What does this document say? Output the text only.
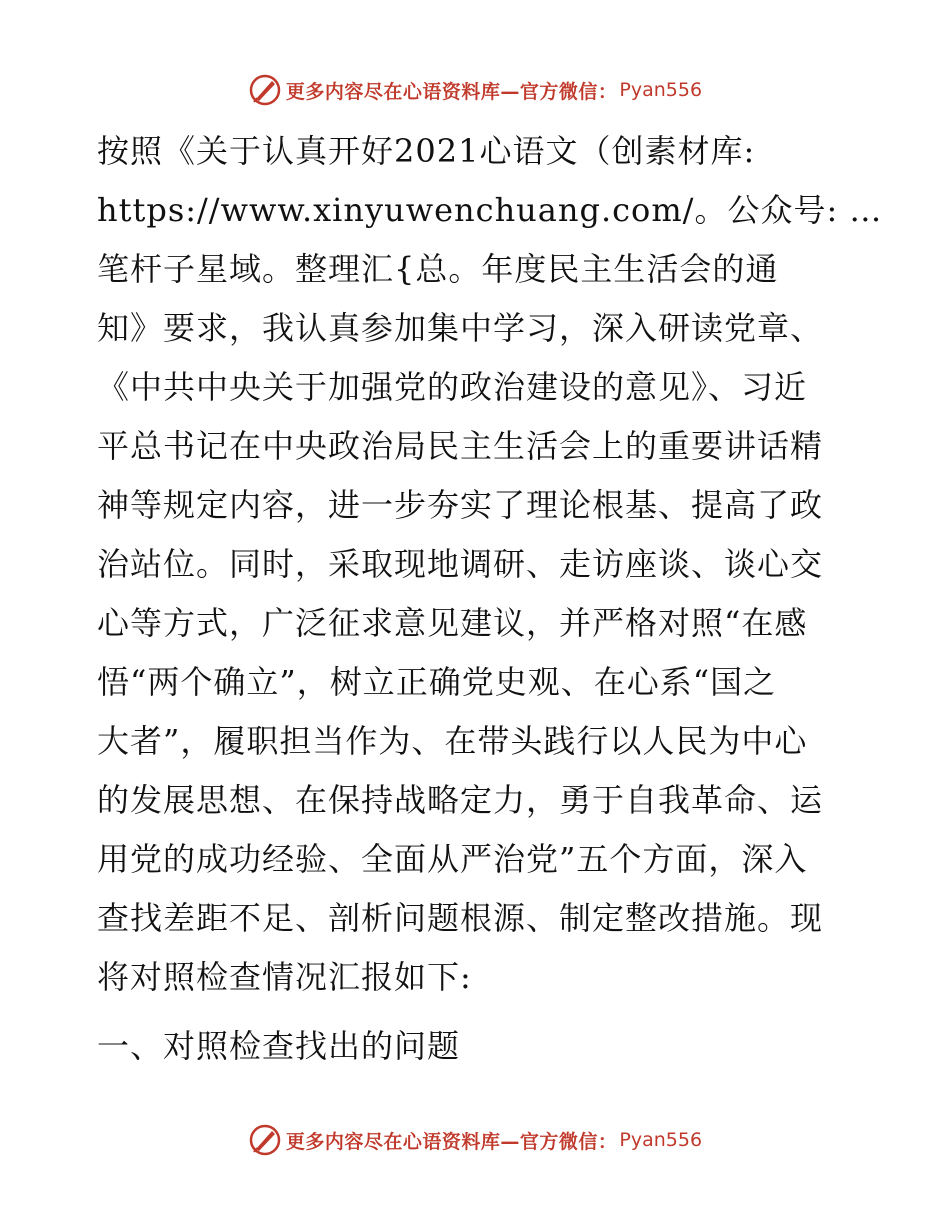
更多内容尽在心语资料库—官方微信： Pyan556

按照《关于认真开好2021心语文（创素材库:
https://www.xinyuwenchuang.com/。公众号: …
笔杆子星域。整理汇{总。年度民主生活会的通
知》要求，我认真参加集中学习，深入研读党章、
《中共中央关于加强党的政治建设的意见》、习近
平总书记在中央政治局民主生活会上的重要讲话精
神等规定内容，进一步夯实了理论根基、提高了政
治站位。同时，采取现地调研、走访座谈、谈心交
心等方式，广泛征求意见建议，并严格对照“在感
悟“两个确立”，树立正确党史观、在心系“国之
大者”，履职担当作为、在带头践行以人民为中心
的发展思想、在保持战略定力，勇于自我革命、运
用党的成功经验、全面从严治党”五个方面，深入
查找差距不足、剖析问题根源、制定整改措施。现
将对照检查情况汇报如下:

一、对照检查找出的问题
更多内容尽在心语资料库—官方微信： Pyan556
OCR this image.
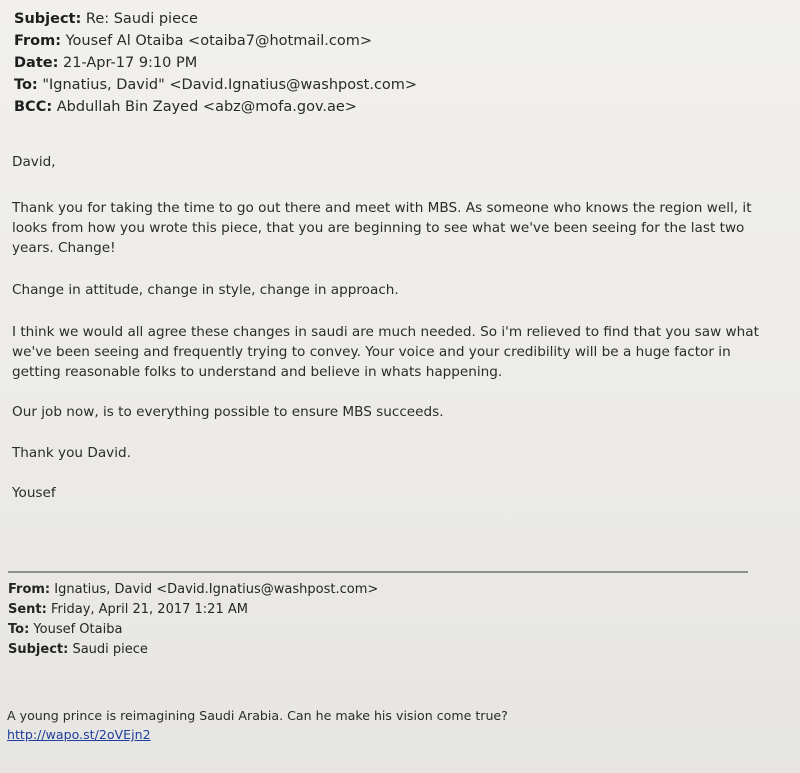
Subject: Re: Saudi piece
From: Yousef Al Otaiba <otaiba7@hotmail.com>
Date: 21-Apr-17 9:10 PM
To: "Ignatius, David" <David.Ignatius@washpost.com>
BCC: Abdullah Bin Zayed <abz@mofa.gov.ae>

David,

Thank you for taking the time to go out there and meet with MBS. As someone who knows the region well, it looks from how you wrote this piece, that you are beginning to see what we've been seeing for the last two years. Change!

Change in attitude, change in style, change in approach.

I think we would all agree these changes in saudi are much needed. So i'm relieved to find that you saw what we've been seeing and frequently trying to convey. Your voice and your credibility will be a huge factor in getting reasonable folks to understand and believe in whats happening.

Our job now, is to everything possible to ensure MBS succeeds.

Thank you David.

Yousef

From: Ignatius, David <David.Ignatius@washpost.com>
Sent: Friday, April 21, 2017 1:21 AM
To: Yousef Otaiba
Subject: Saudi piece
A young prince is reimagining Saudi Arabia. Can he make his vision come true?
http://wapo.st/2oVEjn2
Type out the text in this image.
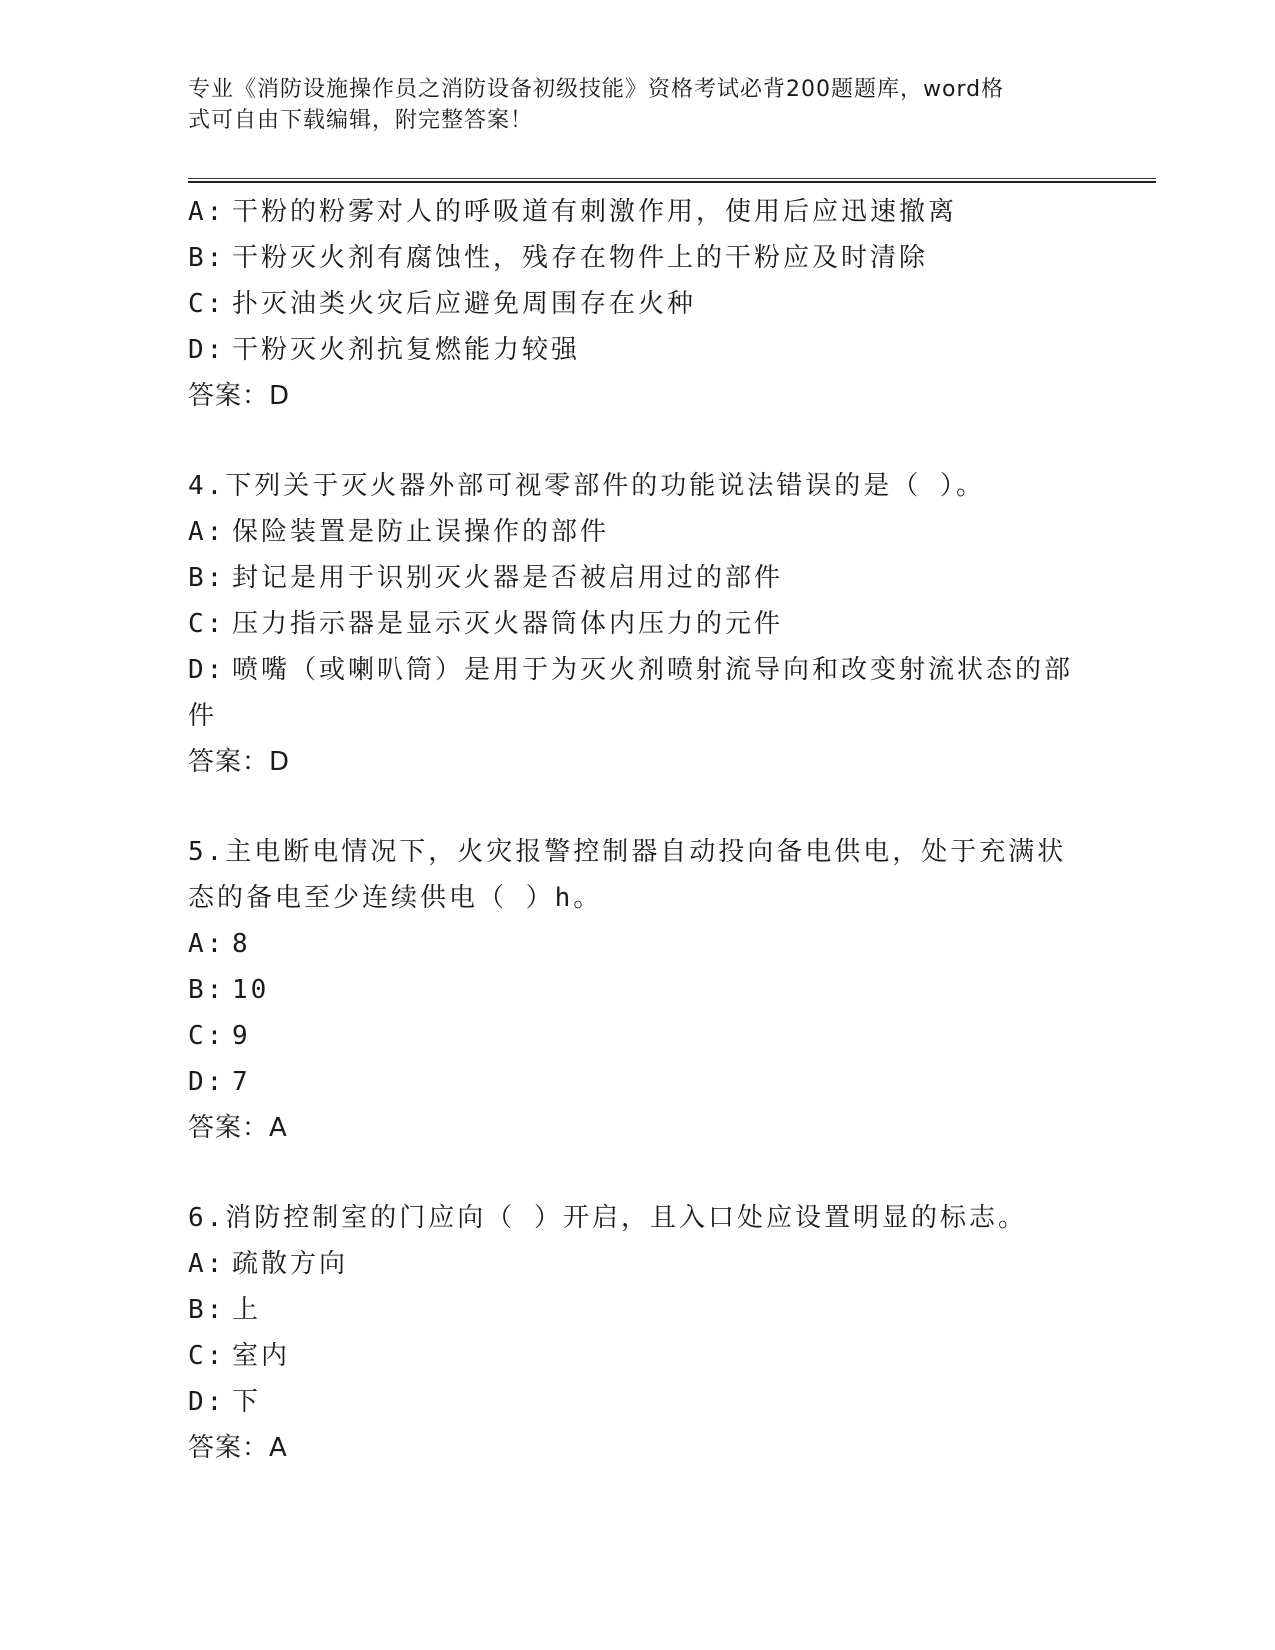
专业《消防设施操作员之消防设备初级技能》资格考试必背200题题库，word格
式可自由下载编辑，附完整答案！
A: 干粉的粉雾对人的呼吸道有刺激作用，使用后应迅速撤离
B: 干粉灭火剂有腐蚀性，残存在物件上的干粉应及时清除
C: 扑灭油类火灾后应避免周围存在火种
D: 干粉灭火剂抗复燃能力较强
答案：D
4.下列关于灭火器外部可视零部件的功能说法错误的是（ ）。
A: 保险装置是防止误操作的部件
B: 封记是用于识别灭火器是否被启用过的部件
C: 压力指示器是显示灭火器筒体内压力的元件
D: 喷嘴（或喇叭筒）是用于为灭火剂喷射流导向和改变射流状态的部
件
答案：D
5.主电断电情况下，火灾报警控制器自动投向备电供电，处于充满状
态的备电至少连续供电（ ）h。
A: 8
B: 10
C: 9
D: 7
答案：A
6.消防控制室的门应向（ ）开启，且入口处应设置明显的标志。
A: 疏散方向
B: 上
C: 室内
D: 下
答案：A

+ + + + + + +

WHAT THE EXERCISE ASKS = Pick out all lines from the data above in which the word "Thank" appears.

SOLUTION FOR THIS PROBLEM =
Thank you for taking the time to go out there and meet with MBS. As someone who knows the region well, it looks from how you wrote this piece, that you are beginning to see what we've been seeing for the last two years. Change!
Thank you David.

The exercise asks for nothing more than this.